Page:
+---+

6.2. EXCEPT FOR THE ABOVE REPRESENTATIONS NEITHER PARTY MAKES ANY REPRESENTATIONS OR WARRANTIES TO THE OTHER PARTY, INCLUDING, BUT NOT LIMITED TO, ANY IMPLIED WARRANTIES OF MERCHANTABILITY OR FITNESS FOR A PARTICULAR PURPOSE.

7. Cross-Indemnification.
7.1. Each Party hereby agrees to indemnify, defend and hold harmless the other Party and its affiliates, directors, officers, employees and agents, from and against any and all liability, claims, losses, damages, injuries or expenses (including reasonable attorneys' fees) brought by a third party, arising out of a breach, or alleged breach, of any of its representations or obligations herein.

8. Limitation of Liability.
8.1. In no event shall either Party be liable to the other Party for any direct, indirect, special, exemplary, consequential or incidental damages arising from or in connection with this Agreement, even if informed of the possibility of such damages. In no event will the Aggregate Liability of Merchant exceed the total undisputed commissions due and owingPartner hereunder.

9. General.
9.1. Each Party shall act as an independent contractor and shall have no authority to obligate or bind the other in any respect.

9.2. This Agreement has been made in and shall be construed and enforced in accordance with the laws of the state of California. Any action to enforce this Agreement shall be brought in the federal or state courts located in that state. If you need to send official correspondence, send it via registered mail to Merchant's headquarters to the attention of Merchant's legal department.

+---+

Recorded data:
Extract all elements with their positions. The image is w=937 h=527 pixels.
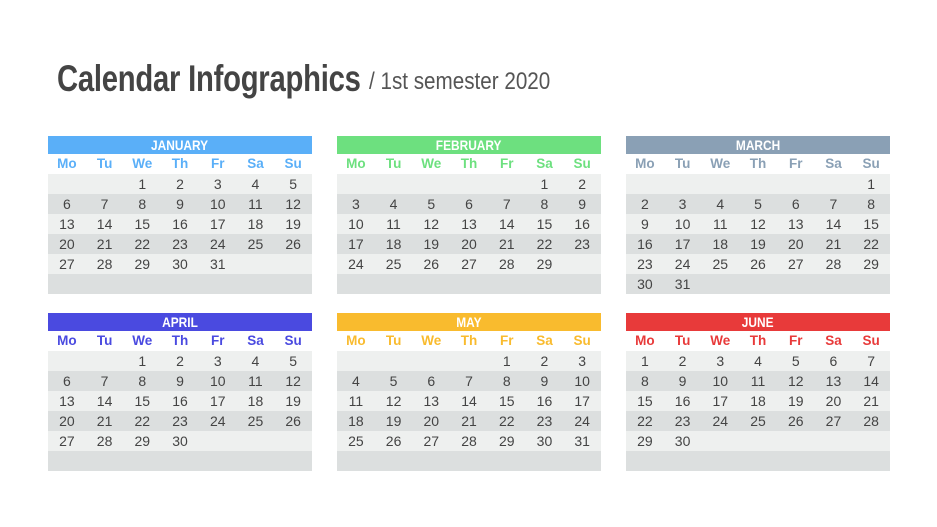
panel: March: MARCH [736, 137, 780, 153]
panel: June: Fr [789, 333, 802, 348]
panel: January: Tu [97, 156, 112, 171]
panel: January: 12 [285, 196, 301, 212]
panel: February: 11 [386, 216, 401, 232]
panel: June: 24 [712, 413, 728, 429]
panel: April: APRIL [162, 314, 198, 330]
panel: March: 31 [675, 276, 690, 292]
panel: April: Th [172, 333, 188, 348]
panel: March: Tu [675, 156, 690, 171]
panel: January: 8 [138, 196, 146, 212]
panel: May: 23 [537, 413, 552, 429]
panel: March: Th [750, 156, 766, 171]
panel: April: Fr [211, 333, 224, 348]
panel: March: 7 [830, 196, 837, 212]
panel: January: Fr [211, 156, 224, 171]
panel: April: 16 [172, 393, 188, 409]
panel: February: 27 [461, 256, 477, 272]
panel: March: 27 [788, 256, 804, 272]
panel: June: 25 [750, 413, 766, 429]
panel: February: 18 [386, 236, 401, 252]
panel: June: 2 [679, 353, 686, 369]
panel: February: 28 [499, 256, 515, 272]
panel: April: 13 [59, 393, 75, 409]
panel: April: 23 [172, 413, 188, 429]
panel: May: 19 [386, 413, 401, 429]
panel: April: 21 [97, 413, 112, 429]
panel: March: 24 [675, 256, 690, 272]
panel: June: 4 [754, 353, 762, 369]
panel: May: 26 [386, 433, 401, 449]
panel: January: 14 [97, 216, 112, 232]
panel: March: 12 [750, 216, 766, 232]
panel: March: 28 [826, 256, 841, 272]
panel: May: 29 [499, 433, 515, 449]
panel: January: 2 [176, 176, 184, 192]
panel: June: Tu [675, 333, 690, 348]
panel: April: 27 [59, 433, 75, 449]
panel: February: FEBRUARY [436, 137, 502, 153]
panel: January [48, 136, 312, 294]
panel: June: 22 [637, 413, 653, 429]
panel: June: 11 [751, 373, 765, 389]
panel: February: Mo [346, 156, 366, 171]
title: Calendar Infographics [57, 58, 361, 99]
panel: April: 11 [248, 373, 263, 389]
panel: May: 2 [541, 353, 548, 369]
panel: March: 25 [712, 256, 728, 272]
panel: April: 22 [134, 413, 150, 429]
panel: January: Mo [57, 156, 77, 171]
panel: January: 19 [285, 216, 301, 232]
panel: June: 23 [675, 413, 690, 429]
panel: May: 30 [537, 433, 552, 449]
panel: April: 20 [59, 413, 75, 429]
panel: June: 27 [826, 413, 841, 429]
panel: March: Sa [825, 156, 842, 171]
panel: May: 12 [386, 393, 401, 409]
panel: April: 12 [285, 373, 301, 389]
panel: May: 10 [574, 373, 590, 389]
panel: June: Th [750, 333, 766, 348]
panel: March: 4 [716, 196, 724, 212]
text: / 1st semester 2020 [369, 68, 550, 95]
panel: March [626, 136, 890, 294]
panel: January: 16 [172, 216, 188, 232]
panel: January: 3 [214, 176, 222, 192]
panel: June: Su [863, 333, 880, 348]
panel: May: 28 [461, 433, 477, 449]
panel: April: Su [285, 333, 302, 348]
panel: February: 16 [574, 216, 590, 232]
panel: May: MAY [456, 314, 482, 330]
panel: June: 28 [863, 413, 879, 429]
panel: April: 17 [210, 393, 226, 409]
panel: January: 9 [176, 196, 184, 212]
panel: March: 26 [750, 256, 766, 272]
panel: May: 27 [424, 433, 439, 449]
panel: June: We [710, 333, 730, 348]
panel: June: Sa [825, 333, 842, 348]
panel: June: 7 [867, 353, 875, 369]
panel: May: 15 [499, 393, 515, 409]
panel: February: 21 [499, 236, 515, 252]
panel: January: 10 [210, 196, 226, 212]
panel: January: 4 [252, 176, 259, 192]
panel: June: 8 [641, 373, 649, 389]
panel: April: Sa [247, 333, 264, 348]
panel: February: Fr [500, 156, 513, 171]
panel: January: 30 [172, 256, 188, 272]
panel: April: 29 [134, 433, 150, 449]
panel: May: We [421, 333, 441, 348]
panel: March: Mo [635, 156, 655, 171]
panel: June: 9 [679, 373, 686, 389]
panel: June: 18 [750, 393, 766, 409]
panel: June: 12 [788, 373, 804, 389]
panel: February: 26 [424, 256, 439, 272]
panel: February: 4 [390, 196, 397, 212]
panel: February: 8 [541, 196, 548, 212]
panel: May: 31 [574, 433, 590, 449]
panel: June: 1 [641, 353, 649, 369]
panel: January: 27 [59, 256, 75, 272]
panel: January: Su [285, 156, 302, 171]
panel: April: 10 [210, 373, 226, 389]
panel: March: 10 [675, 216, 690, 232]
panel: January: 29 [134, 256, 150, 272]
panel: January: 17 [210, 216, 226, 232]
panel: April: 18 [248, 393, 263, 409]
panel: February: We [421, 156, 441, 171]
panel: May: Th [461, 333, 477, 348]
panel: March: 19 [750, 236, 766, 252]
panel: February: 5 [427, 196, 435, 212]
panel: March: 22 [863, 236, 879, 252]
panel: June: 13 [826, 373, 841, 389]
panel: April: 14 [97, 393, 112, 409]
panel: April: 26 [285, 413, 301, 429]
panel: February: 10 [348, 216, 364, 232]
panel: March: 8 [867, 196, 875, 212]
panel: March: 13 [788, 216, 804, 232]
panel: June: 29 [637, 433, 653, 449]
panel: May: 25 [348, 433, 364, 449]
panel: June: 5 [792, 353, 800, 369]
panel: February: Th [461, 156, 477, 171]
panel: March: 5 [754, 196, 762, 212]
panel: May: 9 [541, 373, 548, 389]
panel: February: 7 [503, 196, 511, 212]
panel: January: JANUARY [151, 137, 209, 153]
panel: January: 21 [97, 236, 112, 252]
panel: May: 3 [578, 353, 586, 369]
panel: February: 1 [541, 176, 548, 192]
panel: March: Su [863, 156, 880, 171]
panel: February: 6 [465, 196, 473, 212]
panel: April [48, 313, 312, 471]
panel: January: Sa [247, 156, 264, 171]
panel: May: 13 [424, 393, 439, 409]
panel: May: 22 [499, 413, 515, 429]
panel: June: 19 [788, 393, 804, 409]
panel: January: 18 [248, 216, 263, 232]
panel: February: Su [574, 156, 591, 171]
panel: March: 20 [788, 236, 804, 252]
panel: January: 20 [59, 236, 75, 252]
panel: June: 15 [637, 393, 653, 409]
panel: June [626, 313, 890, 471]
panel: March: 2 [641, 196, 649, 212]
panel: May: 8 [503, 373, 511, 389]
panel: May: 4 [352, 373, 360, 389]
panel: March: 3 [679, 196, 686, 212]
panel: March: 9 [641, 216, 649, 232]
panel: April: 7 [101, 373, 108, 389]
panel: February: 2 [578, 176, 586, 192]
panel: June: 30 [675, 433, 690, 449]
panel: May: Fr [500, 333, 513, 348]
panel: January: 23 [172, 236, 188, 252]
panel: February: 17 [348, 236, 364, 252]
panel: April: 30 [172, 433, 188, 449]
panel: April: 25 [248, 413, 263, 429]
panel: January: 24 [210, 236, 226, 252]
panel: May: 1 [503, 353, 511, 369]
panel: January: 13 [59, 216, 75, 232]
panel: June: 20 [826, 393, 841, 409]
panel: May: 18 [348, 413, 364, 429]
panel: January: 6 [63, 196, 71, 212]
panel: April: 19 [285, 393, 301, 409]
panel: April: 15 [134, 393, 150, 409]
panel: June: 6 [830, 353, 837, 369]
panel: April: 2 [176, 353, 184, 369]
panel: February: 14 [499, 216, 515, 232]
panel: February: 25 [386, 256, 401, 272]
panel: May: Tu [386, 333, 401, 348]
panel: January: 25 [248, 236, 263, 252]
panel: March: 29 [863, 256, 879, 272]
panel: June: 21 [863, 393, 879, 409]
panel: March: 30 [637, 276, 653, 292]
panel: May: 17 [574, 393, 590, 409]
panel: May: Mo [346, 333, 366, 348]
panel: April: Tu [97, 333, 112, 348]
panel: March: 6 [792, 196, 800, 212]
panel: May: 16 [537, 393, 552, 409]
title [57, 58, 550, 99]
panel: February: 29 [537, 256, 552, 272]
panel: March: Fr [789, 156, 802, 171]
panel: May: 11 [349, 393, 363, 409]
panel: May: 5 [390, 373, 397, 389]
panel: January: 1 [138, 176, 146, 192]
panel: April: 24 [210, 413, 226, 429]
panel: April: We [132, 333, 152, 348]
panel: May: 7 [465, 373, 473, 389]
panel: March: 23 [637, 256, 653, 272]
panel: May: 20 [424, 413, 439, 429]
panel: February: 3 [352, 196, 360, 212]
panel: February: 20 [461, 236, 477, 252]
panel: January: 11 [248, 196, 263, 212]
panel: March: 14 [826, 216, 841, 232]
panel: April: 3 [214, 353, 222, 369]
panel: June: 14 [863, 373, 879, 389]
panel: January: 26 [285, 236, 301, 252]
panel: February: 24 [348, 256, 364, 272]
panel: February: 19 [424, 236, 439, 252]
panel: March: We [710, 156, 730, 171]
panel: January: Th [172, 156, 188, 171]
panel: February: 13 [461, 216, 477, 232]
panel: April: 4 [252, 353, 259, 369]
panel: March: 21 [826, 236, 841, 252]
panel: January: 5 [289, 176, 297, 192]
panel: April: 8 [138, 373, 146, 389]
panel: March: 18 [712, 236, 728, 252]
panel: February: Tu [386, 156, 401, 171]
panel: March: 15 [863, 216, 879, 232]
panel: June: 10 [712, 373, 728, 389]
panel: May [337, 313, 601, 471]
panel: April: 6 [63, 373, 71, 389]
panel: April: 1 [138, 353, 146, 369]
panel: January: 15 [134, 216, 150, 232]
panel: June: Mo [635, 333, 655, 348]
panel: March: 11 [713, 216, 728, 232]
panel: May: 21 [461, 413, 477, 429]
panel: June: 3 [716, 353, 724, 369]
panel: March: 1 [867, 176, 875, 192]
panel: March: 16 [637, 236, 653, 252]
panel: January: 28 [97, 256, 112, 272]
panel: February: 9 [578, 196, 586, 212]
panel: February: 12 [424, 216, 439, 232]
panel: January: 7 [101, 196, 108, 212]
panel: April: 9 [176, 373, 184, 389]
panel: February: 15 [537, 216, 552, 232]
panel: May: 24 [574, 413, 590, 429]
panel: May: 14 [461, 393, 477, 409]
panel: February [337, 136, 601, 294]
panel: January: 22 [134, 236, 150, 252]
panel: June: 16 [675, 393, 690, 409]
panel: February: 23 [574, 236, 590, 252]
panel: March: 17 [675, 236, 690, 252]
panel: June: 17 [712, 393, 728, 409]
panel: June: JUNE [742, 314, 774, 330]
panel: May: 6 [427, 373, 435, 389]
panel: February: Sa [536, 156, 553, 171]
panel: May: Sa [536, 333, 553, 348]
panel: January: 31 [210, 256, 226, 272]
panel: May: Su [574, 333, 591, 348]
panel: April: Mo [57, 333, 77, 348]
panel: February: 22 [537, 236, 552, 252]
panel: April: 28 [97, 433, 112, 449]
panel: April: 5 [289, 353, 297, 369]
panel: January: We [132, 156, 152, 171]
panel: June: 26 [788, 413, 804, 429]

+---+

Work to complete:
**A)** Render this sentence from the agreement in Spanish: "Each Party shall act as an independent contractor and shall have no authority to obligate or bind the other in any respect."
**B)** From the entries, reproduce verbatim the lines starting with the line containing "panel: March: MARCH [736, 137, 780, 153]" and going on through the line containing "panel: April: 16 [172, 393, 188, 409]".

Responses in order:
**A)** Cada Parte actuará como contratista independiente y no tendrá autoridad alguna para obligar o vincular a la otra en ningún aspecto.

**B)**
panel: March: MARCH [736, 137, 780, 153]
panel: June: Fr [789, 333, 802, 348]
panel: January: Tu [97, 156, 112, 171]
panel: January: 12 [285, 196, 301, 212]
panel: February: 11 [386, 216, 401, 232]
panel: June: 24 [712, 413, 728, 429]
panel: April: APRIL [162, 314, 198, 330]
panel: March: 31 [675, 276, 690, 292]
panel: April: Th [172, 333, 188, 348]
panel: March: Tu [675, 156, 690, 171]
panel: January: 8 [138, 196, 146, 212]
panel: May: 23 [537, 413, 552, 429]
panel: March: Th [750, 156, 766, 171]
panel: April: Fr [211, 333, 224, 348]
panel: March: 7 [830, 196, 837, 212]
panel: January: Fr [211, 156, 224, 171]
panel: April: 16 [172, 393, 188, 409]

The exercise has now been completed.